— start of Records supplied —

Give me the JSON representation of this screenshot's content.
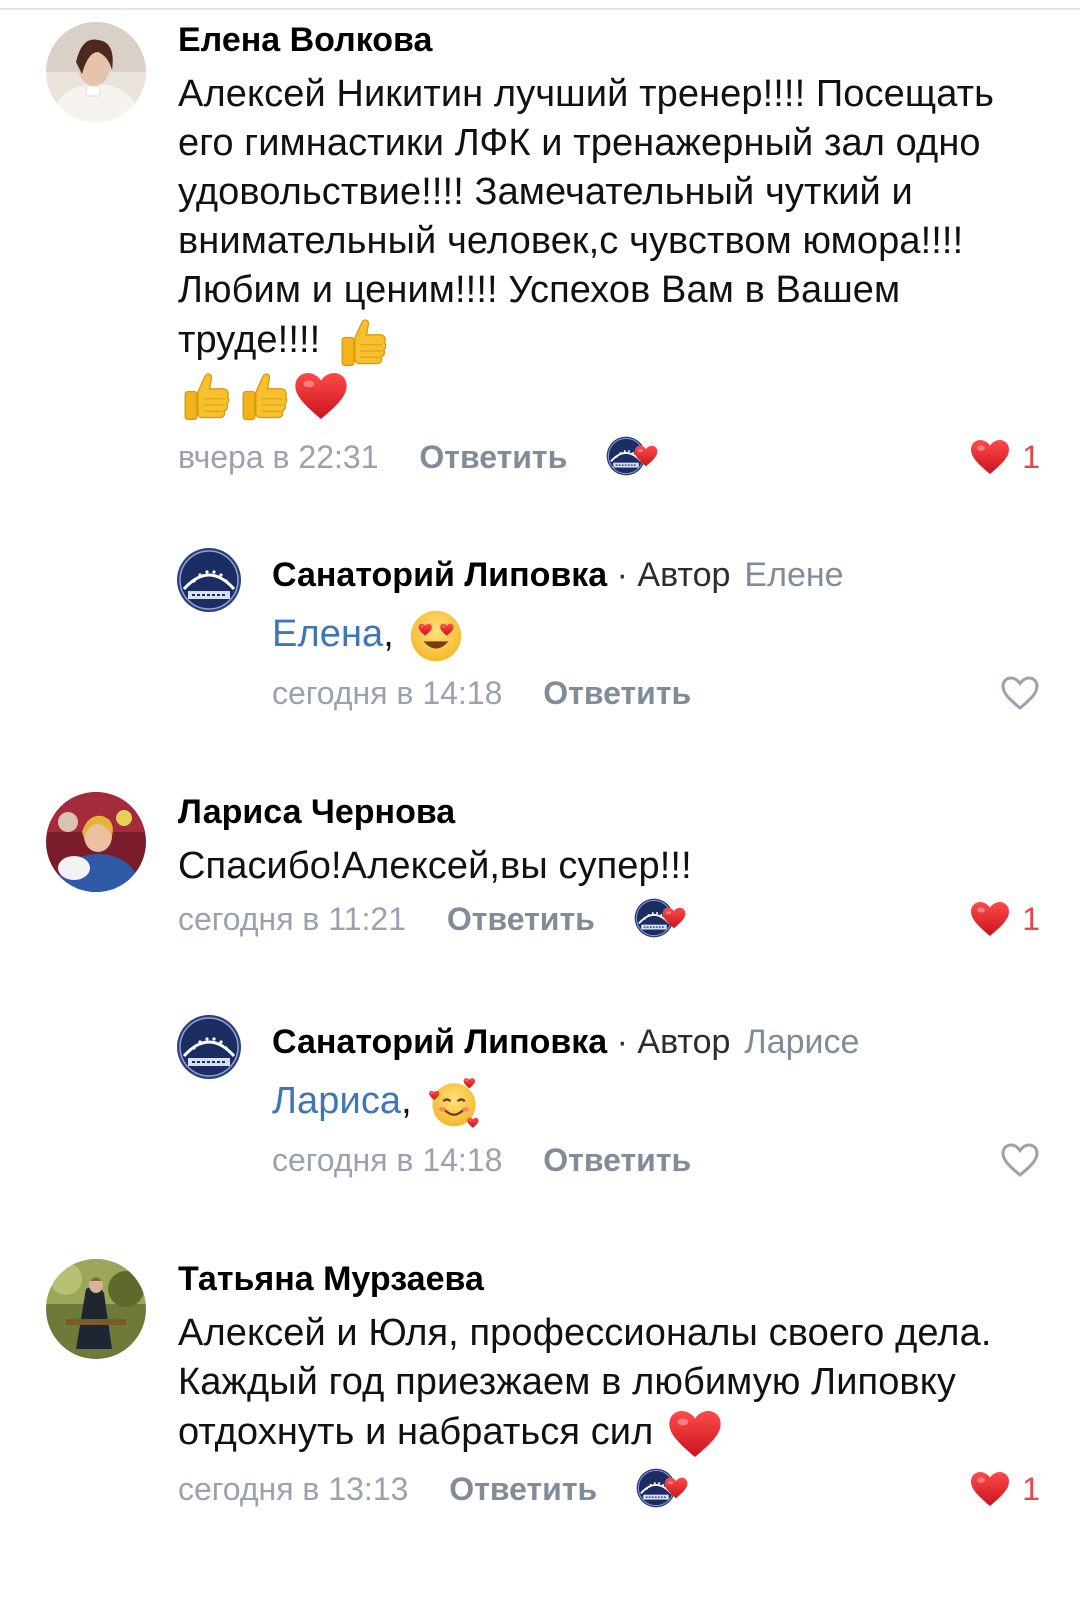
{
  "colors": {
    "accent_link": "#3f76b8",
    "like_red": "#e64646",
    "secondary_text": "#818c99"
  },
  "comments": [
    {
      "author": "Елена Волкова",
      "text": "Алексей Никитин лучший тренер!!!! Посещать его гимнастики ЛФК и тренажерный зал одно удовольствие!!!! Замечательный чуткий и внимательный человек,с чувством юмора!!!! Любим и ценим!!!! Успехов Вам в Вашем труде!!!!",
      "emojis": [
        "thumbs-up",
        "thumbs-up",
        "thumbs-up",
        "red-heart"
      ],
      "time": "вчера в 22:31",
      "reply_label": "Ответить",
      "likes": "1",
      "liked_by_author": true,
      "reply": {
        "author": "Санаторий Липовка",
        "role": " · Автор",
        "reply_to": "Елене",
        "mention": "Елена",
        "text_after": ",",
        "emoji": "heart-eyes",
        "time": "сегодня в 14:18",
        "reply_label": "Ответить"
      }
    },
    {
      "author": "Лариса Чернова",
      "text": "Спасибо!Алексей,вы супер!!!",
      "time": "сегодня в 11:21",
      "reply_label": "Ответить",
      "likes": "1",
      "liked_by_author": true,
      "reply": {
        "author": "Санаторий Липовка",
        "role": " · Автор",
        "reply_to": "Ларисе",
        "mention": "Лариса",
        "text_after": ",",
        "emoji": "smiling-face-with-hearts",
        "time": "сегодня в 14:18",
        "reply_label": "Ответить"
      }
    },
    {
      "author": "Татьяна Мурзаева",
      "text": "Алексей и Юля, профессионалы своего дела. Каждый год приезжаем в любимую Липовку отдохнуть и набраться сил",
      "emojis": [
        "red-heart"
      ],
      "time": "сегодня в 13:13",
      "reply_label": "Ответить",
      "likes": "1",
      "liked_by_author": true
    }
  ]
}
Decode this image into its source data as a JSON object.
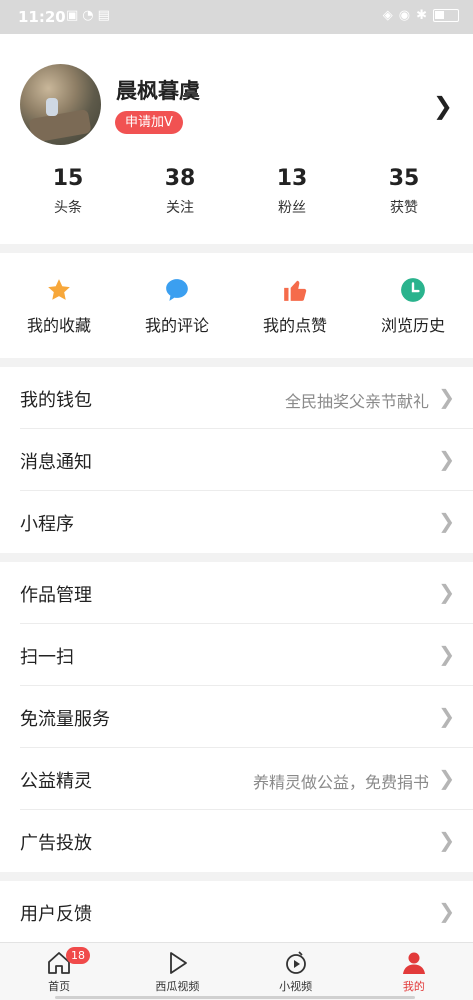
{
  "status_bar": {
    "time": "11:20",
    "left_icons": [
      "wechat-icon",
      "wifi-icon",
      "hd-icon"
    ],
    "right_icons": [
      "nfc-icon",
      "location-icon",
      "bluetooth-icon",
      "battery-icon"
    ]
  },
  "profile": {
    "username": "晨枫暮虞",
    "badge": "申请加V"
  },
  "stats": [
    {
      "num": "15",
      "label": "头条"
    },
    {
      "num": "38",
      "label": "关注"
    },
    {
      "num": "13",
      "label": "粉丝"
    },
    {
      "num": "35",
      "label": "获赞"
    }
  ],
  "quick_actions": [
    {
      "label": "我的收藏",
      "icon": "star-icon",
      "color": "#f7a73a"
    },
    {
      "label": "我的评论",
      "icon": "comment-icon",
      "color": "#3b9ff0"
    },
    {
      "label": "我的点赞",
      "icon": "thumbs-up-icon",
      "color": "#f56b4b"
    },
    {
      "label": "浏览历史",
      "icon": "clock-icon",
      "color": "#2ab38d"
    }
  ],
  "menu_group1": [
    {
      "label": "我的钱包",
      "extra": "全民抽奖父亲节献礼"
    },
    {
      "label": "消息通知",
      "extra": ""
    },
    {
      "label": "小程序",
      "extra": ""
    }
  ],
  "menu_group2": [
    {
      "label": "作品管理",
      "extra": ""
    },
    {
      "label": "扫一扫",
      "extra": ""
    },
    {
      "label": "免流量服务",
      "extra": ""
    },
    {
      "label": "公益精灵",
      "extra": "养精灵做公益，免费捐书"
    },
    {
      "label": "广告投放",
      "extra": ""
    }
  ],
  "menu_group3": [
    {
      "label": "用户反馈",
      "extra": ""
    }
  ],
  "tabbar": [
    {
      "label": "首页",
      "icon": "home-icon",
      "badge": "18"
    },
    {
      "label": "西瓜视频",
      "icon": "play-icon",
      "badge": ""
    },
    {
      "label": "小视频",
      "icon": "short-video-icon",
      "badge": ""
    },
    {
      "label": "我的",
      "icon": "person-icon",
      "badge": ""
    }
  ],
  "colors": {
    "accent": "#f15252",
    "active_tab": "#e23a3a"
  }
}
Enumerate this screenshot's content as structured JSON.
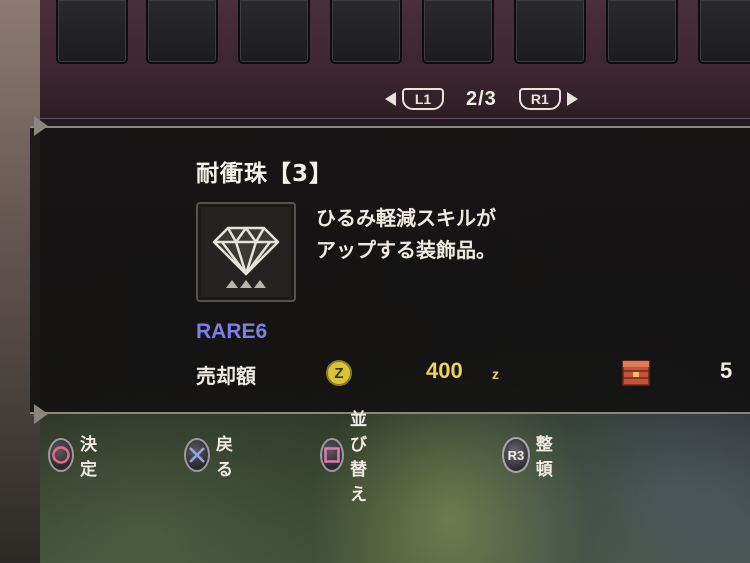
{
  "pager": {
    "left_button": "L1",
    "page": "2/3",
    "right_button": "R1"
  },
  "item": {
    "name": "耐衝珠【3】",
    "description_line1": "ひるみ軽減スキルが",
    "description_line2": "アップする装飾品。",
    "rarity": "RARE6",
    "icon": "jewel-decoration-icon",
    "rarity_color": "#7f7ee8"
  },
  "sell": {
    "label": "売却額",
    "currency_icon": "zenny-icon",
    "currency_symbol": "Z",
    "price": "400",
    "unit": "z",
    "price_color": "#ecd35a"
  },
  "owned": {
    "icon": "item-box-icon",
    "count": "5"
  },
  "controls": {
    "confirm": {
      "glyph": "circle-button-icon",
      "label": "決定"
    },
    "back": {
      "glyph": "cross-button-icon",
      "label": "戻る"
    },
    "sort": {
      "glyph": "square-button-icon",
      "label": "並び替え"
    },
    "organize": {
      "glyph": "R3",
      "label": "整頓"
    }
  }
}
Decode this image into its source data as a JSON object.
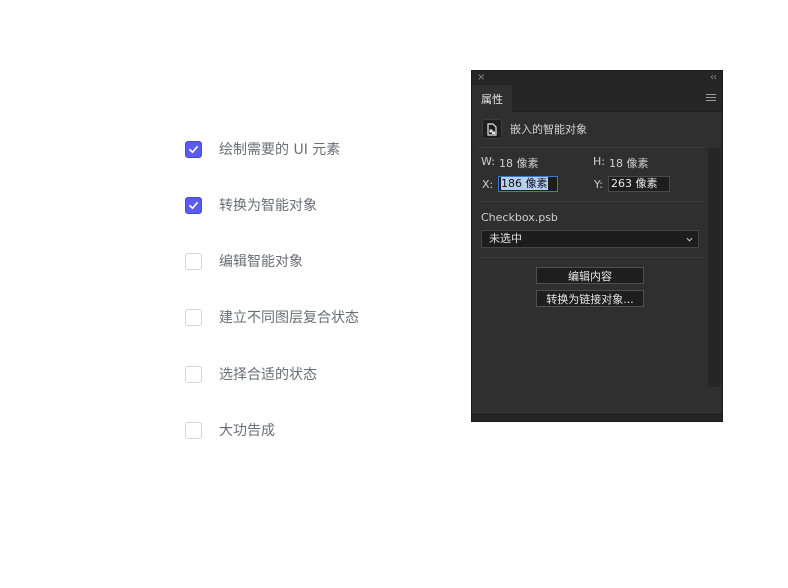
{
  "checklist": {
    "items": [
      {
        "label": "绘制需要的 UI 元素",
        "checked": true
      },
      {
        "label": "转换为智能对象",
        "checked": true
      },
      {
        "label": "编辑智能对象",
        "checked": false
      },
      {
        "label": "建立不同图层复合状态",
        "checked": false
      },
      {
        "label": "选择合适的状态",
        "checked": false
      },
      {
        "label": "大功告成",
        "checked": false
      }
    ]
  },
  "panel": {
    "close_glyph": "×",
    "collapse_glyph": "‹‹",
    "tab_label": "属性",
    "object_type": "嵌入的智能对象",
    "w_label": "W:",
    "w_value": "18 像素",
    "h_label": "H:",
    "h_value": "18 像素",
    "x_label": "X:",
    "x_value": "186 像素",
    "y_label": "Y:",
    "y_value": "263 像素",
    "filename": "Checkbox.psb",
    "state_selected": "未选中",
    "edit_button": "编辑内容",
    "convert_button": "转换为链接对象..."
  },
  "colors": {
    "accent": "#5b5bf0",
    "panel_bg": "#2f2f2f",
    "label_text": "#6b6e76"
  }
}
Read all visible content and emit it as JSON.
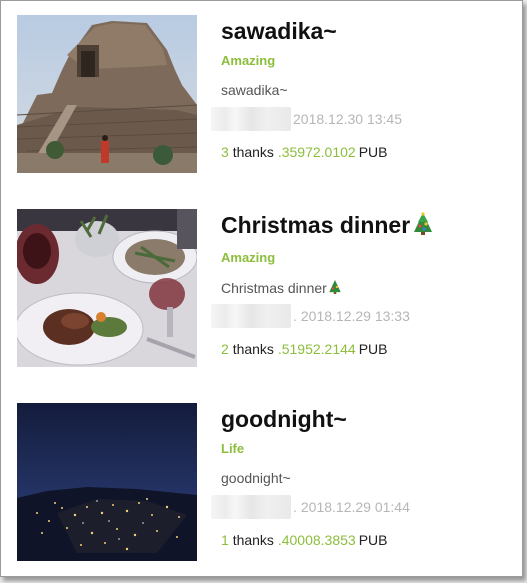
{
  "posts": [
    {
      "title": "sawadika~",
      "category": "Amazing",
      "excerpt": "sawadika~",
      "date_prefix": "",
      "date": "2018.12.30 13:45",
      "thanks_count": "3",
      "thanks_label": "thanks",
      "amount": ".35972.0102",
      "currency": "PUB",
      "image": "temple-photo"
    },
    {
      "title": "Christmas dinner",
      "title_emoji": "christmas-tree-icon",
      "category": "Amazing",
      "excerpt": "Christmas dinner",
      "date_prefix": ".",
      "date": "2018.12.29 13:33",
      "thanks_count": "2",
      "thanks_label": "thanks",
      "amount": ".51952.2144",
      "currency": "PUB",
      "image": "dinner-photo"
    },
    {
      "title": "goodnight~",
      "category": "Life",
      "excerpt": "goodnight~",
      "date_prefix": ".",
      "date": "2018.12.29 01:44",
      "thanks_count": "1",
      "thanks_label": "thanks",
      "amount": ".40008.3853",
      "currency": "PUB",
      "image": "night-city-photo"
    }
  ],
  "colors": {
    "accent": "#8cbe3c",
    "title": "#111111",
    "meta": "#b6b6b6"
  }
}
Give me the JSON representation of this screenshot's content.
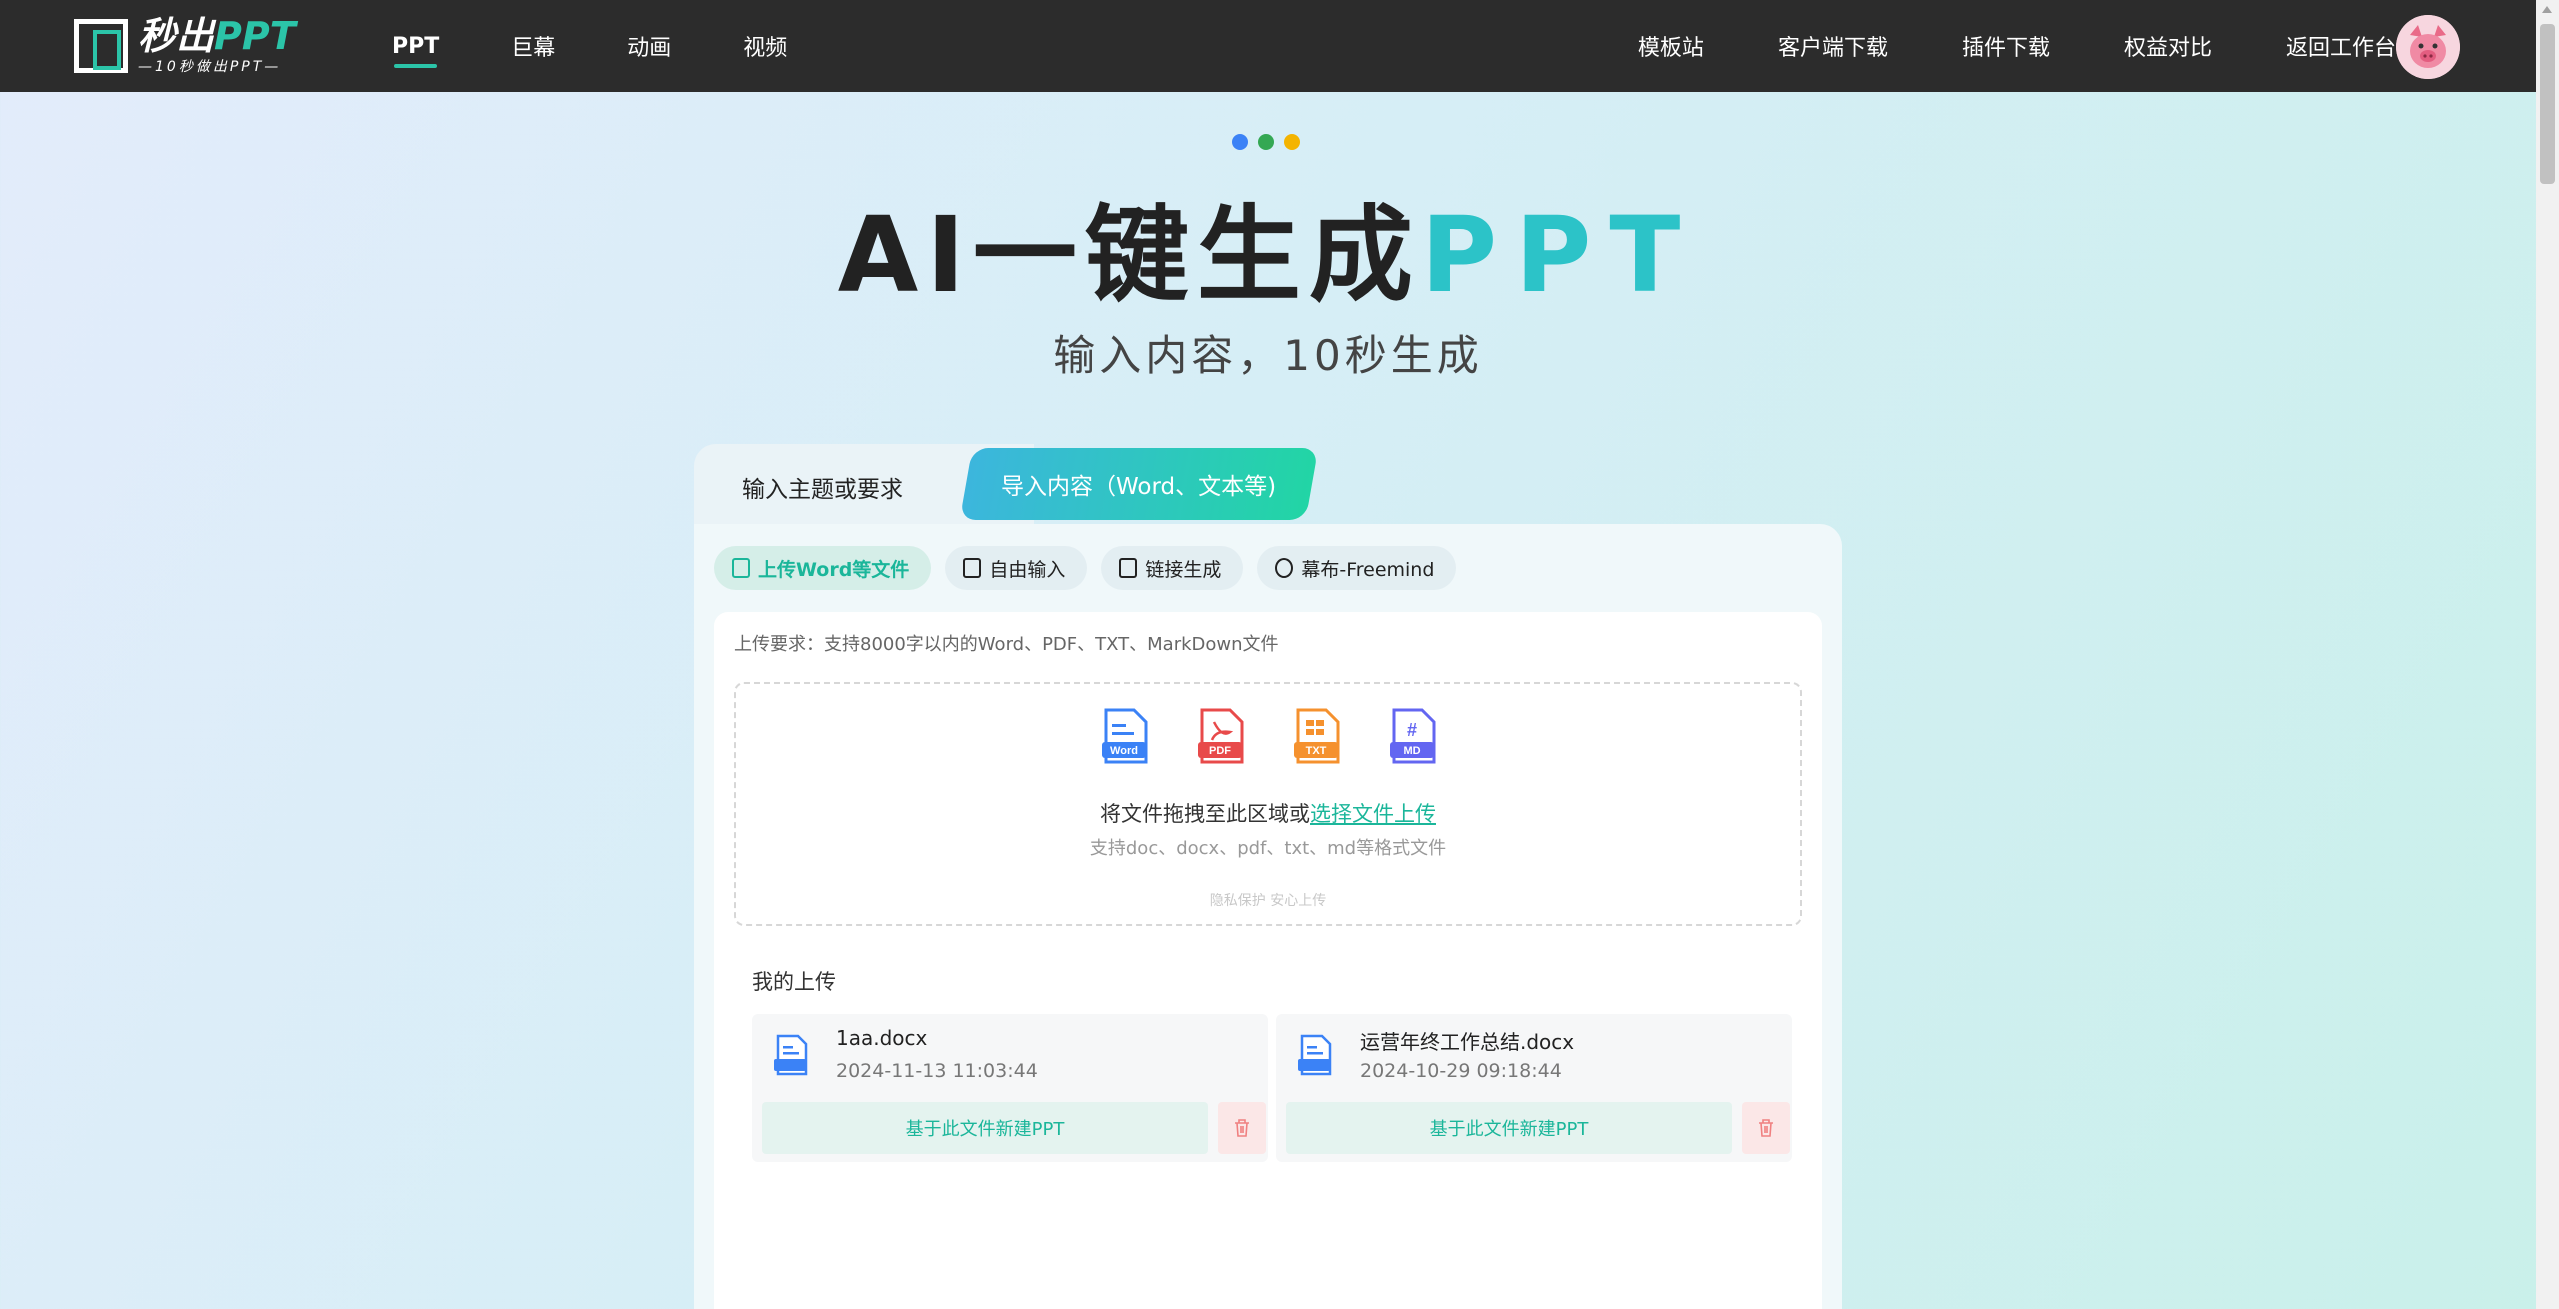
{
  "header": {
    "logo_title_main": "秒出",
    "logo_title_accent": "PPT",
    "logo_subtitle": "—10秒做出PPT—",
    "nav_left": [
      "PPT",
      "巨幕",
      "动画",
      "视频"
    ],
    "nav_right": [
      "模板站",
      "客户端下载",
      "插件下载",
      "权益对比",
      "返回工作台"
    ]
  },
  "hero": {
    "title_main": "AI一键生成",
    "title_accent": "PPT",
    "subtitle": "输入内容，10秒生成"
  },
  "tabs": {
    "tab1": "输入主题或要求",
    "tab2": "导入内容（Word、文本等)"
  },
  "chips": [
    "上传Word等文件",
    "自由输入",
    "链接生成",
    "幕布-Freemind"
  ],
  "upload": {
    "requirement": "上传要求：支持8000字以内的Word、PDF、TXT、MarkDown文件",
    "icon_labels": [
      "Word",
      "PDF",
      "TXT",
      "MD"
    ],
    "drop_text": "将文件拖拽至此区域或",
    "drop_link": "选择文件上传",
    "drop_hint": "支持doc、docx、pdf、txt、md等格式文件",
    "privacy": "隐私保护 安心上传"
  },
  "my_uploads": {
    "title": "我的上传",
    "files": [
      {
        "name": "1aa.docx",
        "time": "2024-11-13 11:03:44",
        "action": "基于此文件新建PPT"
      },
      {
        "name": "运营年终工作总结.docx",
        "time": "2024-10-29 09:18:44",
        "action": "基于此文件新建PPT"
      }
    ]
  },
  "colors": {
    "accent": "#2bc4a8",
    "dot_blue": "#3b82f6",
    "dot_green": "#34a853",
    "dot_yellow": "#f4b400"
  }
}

— end of Records supplied —

Locate each line containing the string "image" and show it.

## Exercise output
Decode this image into its source data as a JSON object.
Decode this image into its source data as a JSON object.
      "image": "temple-photo"
      "image": "dinner-photo"
      "image": "night-city-photo"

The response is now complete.